(EXERCISE DETAILS):
The answer is a single number: how many lines hold the string "symbol".

(DATA EXTRACT):
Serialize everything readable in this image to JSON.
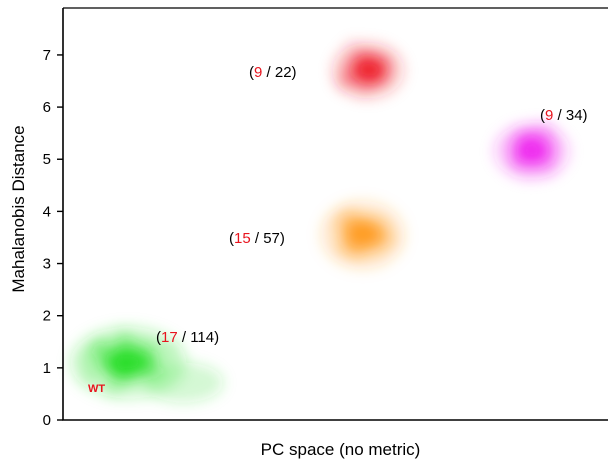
{
  "chart_data": {
    "type": "scatter",
    "title": "",
    "xlabel": "PC space (no metric)",
    "ylabel": "Mahalanobis Distance",
    "ylim": [
      0,
      7.9
    ],
    "yticks": [
      "0",
      "1",
      "2",
      "3",
      "4",
      "5",
      "6",
      "7"
    ],
    "xticks": [],
    "grid": false,
    "clusters": [
      {
        "color": "#22dd22",
        "center": [
          0.12,
          1.1
        ],
        "annotation_red": "17",
        "annotation_rest": " / 114",
        "label": "WT"
      },
      {
        "color": "#ff9a1e",
        "center": [
          0.55,
          3.55
        ],
        "annotation_red": "15",
        "annotation_rest": " / 57"
      },
      {
        "color": "#ee1c2a",
        "center": [
          0.56,
          6.7
        ],
        "annotation_red": "9",
        "annotation_rest": " / 22"
      },
      {
        "color": "#ee22ee",
        "center": [
          0.86,
          5.15
        ],
        "annotation_red": "9",
        "annotation_rest": " / 34"
      }
    ]
  }
}
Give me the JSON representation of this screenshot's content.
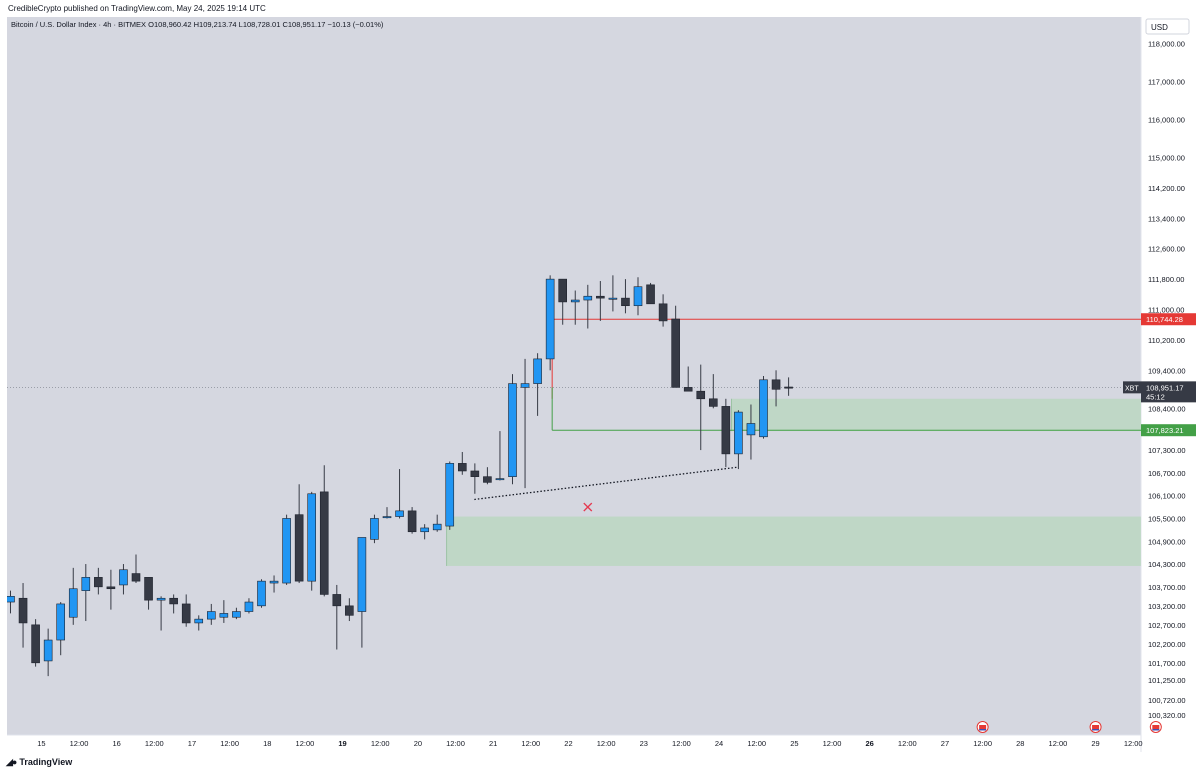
{
  "header": {
    "published": "CredibleCrypto published on TradingView.com, May 24, 2025 19:14 UTC",
    "symbol": "Bitcoin / U.S. Dollar Index · 4h · BITMEX",
    "ohlc": [
      {
        "k": "O",
        "v": "108,960.42"
      },
      {
        "k": "H",
        "v": "109,213.74"
      },
      {
        "k": "L",
        "v": "108,728.01"
      },
      {
        "k": "C",
        "v": "108,951.17"
      },
      {
        "k": "",
        "v": "−10.13 (−0.01%)"
      }
    ]
  },
  "footer": {
    "brand": "TradingView",
    "logo": "tradingview-logo-icon"
  },
  "colors": {
    "background": "#d5d7e0",
    "up": "#2196f3",
    "down": "#363a45",
    "resistance_line": "#e53935",
    "support_line": "#43a047",
    "zone_fill": "#a5d6a7",
    "marker": "#e53950"
  },
  "chart_data": {
    "type": "candlestick",
    "currency_label": "USD",
    "ylim": [
      99800,
      118700
    ],
    "y_ticks": [
      "118,000.00",
      "117,000.00",
      "116,000.00",
      "115,000.00",
      "114,200.00",
      "113,400.00",
      "112,600.00",
      "111,800.00",
      "111,000.00",
      "110,200.00",
      "109,400.00",
      "108,400.00",
      "107,300.00",
      "106,700.00",
      "106,100.00",
      "105,500.00",
      "104,900.00",
      "104,300.00",
      "103,700.00",
      "103,200.00",
      "102,700.00",
      "102,200.00",
      "101,700.00",
      "101,250.00",
      "100,720.00",
      "100,320.00"
    ],
    "x_ticks": [
      "15",
      "12:00",
      "16",
      "12:00",
      "17",
      "12:00",
      "18",
      "12:00",
      "19",
      "12:00",
      "20",
      "12:00",
      "21",
      "12:00",
      "22",
      "12:00",
      "23",
      "12:00",
      "24",
      "12:00",
      "25",
      "12:00",
      "26",
      "12:00",
      "27",
      "12:00",
      "28",
      "12:00",
      "29",
      "12:00"
    ],
    "bold_x_ticks": [
      "19",
      "26"
    ],
    "candles": [
      {
        "o": 103300,
        "h": 103600,
        "l": 103000,
        "c": 103450
      },
      {
        "o": 103400,
        "h": 103800,
        "l": 102100,
        "c": 102750
      },
      {
        "o": 102700,
        "h": 102850,
        "l": 101600,
        "c": 101700
      },
      {
        "o": 101750,
        "h": 102600,
        "l": 101350,
        "c": 102300
      },
      {
        "o": 102300,
        "h": 103300,
        "l": 101900,
        "c": 103250
      },
      {
        "o": 102900,
        "h": 104200,
        "l": 102700,
        "c": 103650
      },
      {
        "o": 103600,
        "h": 104300,
        "l": 102800,
        "c": 103950
      },
      {
        "o": 103950,
        "h": 104200,
        "l": 103500,
        "c": 103700
      },
      {
        "o": 103700,
        "h": 104150,
        "l": 103100,
        "c": 103650
      },
      {
        "o": 103750,
        "h": 104300,
        "l": 103500,
        "c": 104150
      },
      {
        "o": 104050,
        "h": 104550,
        "l": 103800,
        "c": 103850
      },
      {
        "o": 103950,
        "h": 103950,
        "l": 103100,
        "c": 103350
      },
      {
        "o": 103350,
        "h": 103450,
        "l": 102550,
        "c": 103400
      },
      {
        "o": 103400,
        "h": 103500,
        "l": 103000,
        "c": 103250
      },
      {
        "o": 103250,
        "h": 103500,
        "l": 102650,
        "c": 102750
      },
      {
        "o": 102750,
        "h": 102950,
        "l": 102550,
        "c": 102850
      },
      {
        "o": 102850,
        "h": 103250,
        "l": 102700,
        "c": 103050
      },
      {
        "o": 102900,
        "h": 103350,
        "l": 102750,
        "c": 103000
      },
      {
        "o": 102900,
        "h": 103150,
        "l": 102850,
        "c": 103050
      },
      {
        "o": 103050,
        "h": 103400,
        "l": 103000,
        "c": 103300
      },
      {
        "o": 103200,
        "h": 103900,
        "l": 103150,
        "c": 103850
      },
      {
        "o": 103800,
        "h": 104000,
        "l": 103550,
        "c": 103850
      },
      {
        "o": 103800,
        "h": 105600,
        "l": 103750,
        "c": 105500
      },
      {
        "o": 105600,
        "h": 106400,
        "l": 103800,
        "c": 103850
      },
      {
        "o": 103850,
        "h": 106200,
        "l": 103600,
        "c": 106150
      },
      {
        "o": 106200,
        "h": 106900,
        "l": 103450,
        "c": 103500
      },
      {
        "o": 103500,
        "h": 103750,
        "l": 102050,
        "c": 103200
      },
      {
        "o": 103200,
        "h": 103400,
        "l": 102800,
        "c": 102950
      },
      {
        "o": 103050,
        "h": 105000,
        "l": 102100,
        "c": 105000
      },
      {
        "o": 104950,
        "h": 105600,
        "l": 104850,
        "c": 105500
      },
      {
        "o": 105550,
        "h": 105800,
        "l": 105500,
        "c": 105550
      },
      {
        "o": 105550,
        "h": 106800,
        "l": 105500,
        "c": 105700
      },
      {
        "o": 105700,
        "h": 105800,
        "l": 105100,
        "c": 105150
      },
      {
        "o": 105150,
        "h": 105350,
        "l": 104950,
        "c": 105250
      },
      {
        "o": 105200,
        "h": 105600,
        "l": 105150,
        "c": 105350
      },
      {
        "o": 105300,
        "h": 107000,
        "l": 105200,
        "c": 106950
      },
      {
        "o": 106950,
        "h": 107250,
        "l": 106650,
        "c": 106750
      },
      {
        "o": 106750,
        "h": 106950,
        "l": 106150,
        "c": 106600
      },
      {
        "o": 106600,
        "h": 106850,
        "l": 106400,
        "c": 106450
      },
      {
        "o": 106550,
        "h": 107800,
        "l": 106500,
        "c": 106550
      },
      {
        "o": 106600,
        "h": 109300,
        "l": 106400,
        "c": 109050
      },
      {
        "o": 108950,
        "h": 109700,
        "l": 106300,
        "c": 109050
      },
      {
        "o": 109050,
        "h": 109850,
        "l": 108200,
        "c": 109700
      },
      {
        "o": 109700,
        "h": 111900,
        "l": 109400,
        "c": 111800
      },
      {
        "o": 111800,
        "h": 111800,
        "l": 110600,
        "c": 111200
      },
      {
        "o": 111200,
        "h": 111500,
        "l": 110600,
        "c": 111250
      },
      {
        "o": 111250,
        "h": 111650,
        "l": 110500,
        "c": 111350
      },
      {
        "o": 111350,
        "h": 111750,
        "l": 110700,
        "c": 111300
      },
      {
        "o": 111300,
        "h": 111900,
        "l": 110950,
        "c": 111300
      },
      {
        "o": 111300,
        "h": 111800,
        "l": 110900,
        "c": 111100
      },
      {
        "o": 111100,
        "h": 111850,
        "l": 110850,
        "c": 111600
      },
      {
        "o": 111650,
        "h": 111700,
        "l": 111200,
        "c": 111150
      },
      {
        "o": 111150,
        "h": 111400,
        "l": 110550,
        "c": 110700
      },
      {
        "o": 110750,
        "h": 111100,
        "l": 108950,
        "c": 108950
      },
      {
        "o": 108950,
        "h": 109500,
        "l": 108900,
        "c": 108850
      },
      {
        "o": 108850,
        "h": 109550,
        "l": 107300,
        "c": 108650
      },
      {
        "o": 108650,
        "h": 109300,
        "l": 108400,
        "c": 108450
      },
      {
        "o": 108450,
        "h": 108650,
        "l": 106850,
        "c": 107200
      },
      {
        "o": 107200,
        "h": 108350,
        "l": 106800,
        "c": 108300
      },
      {
        "o": 107700,
        "h": 108500,
        "l": 107050,
        "c": 108000
      },
      {
        "o": 107650,
        "h": 109250,
        "l": 107600,
        "c": 109150
      },
      {
        "o": 109150,
        "h": 109400,
        "l": 108450,
        "c": 108900
      },
      {
        "o": 108960.42,
        "h": 109213.74,
        "l": 108728.01,
        "c": 108951.17
      }
    ],
    "levels": [
      {
        "name": "resistance",
        "value": 110744.28,
        "label": "110,744.28"
      },
      {
        "name": "support",
        "value": 107823.21,
        "label": "107,823.21"
      }
    ],
    "zones": [
      {
        "from": 107800,
        "to": 108650
      },
      {
        "from": 104250,
        "to": 105550
      }
    ],
    "trendline": {
      "from": {
        "x": 18.5,
        "y": 106000
      },
      "to": {
        "x": 29.6,
        "y": 106900
      }
    },
    "marker": {
      "x": 23.4,
      "y": 105800
    },
    "current_price": {
      "symbol": "XBT",
      "label": "108,951.17",
      "countdown": "45:12"
    },
    "event_flags": 3
  }
}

(RIGHT ANSWER):
2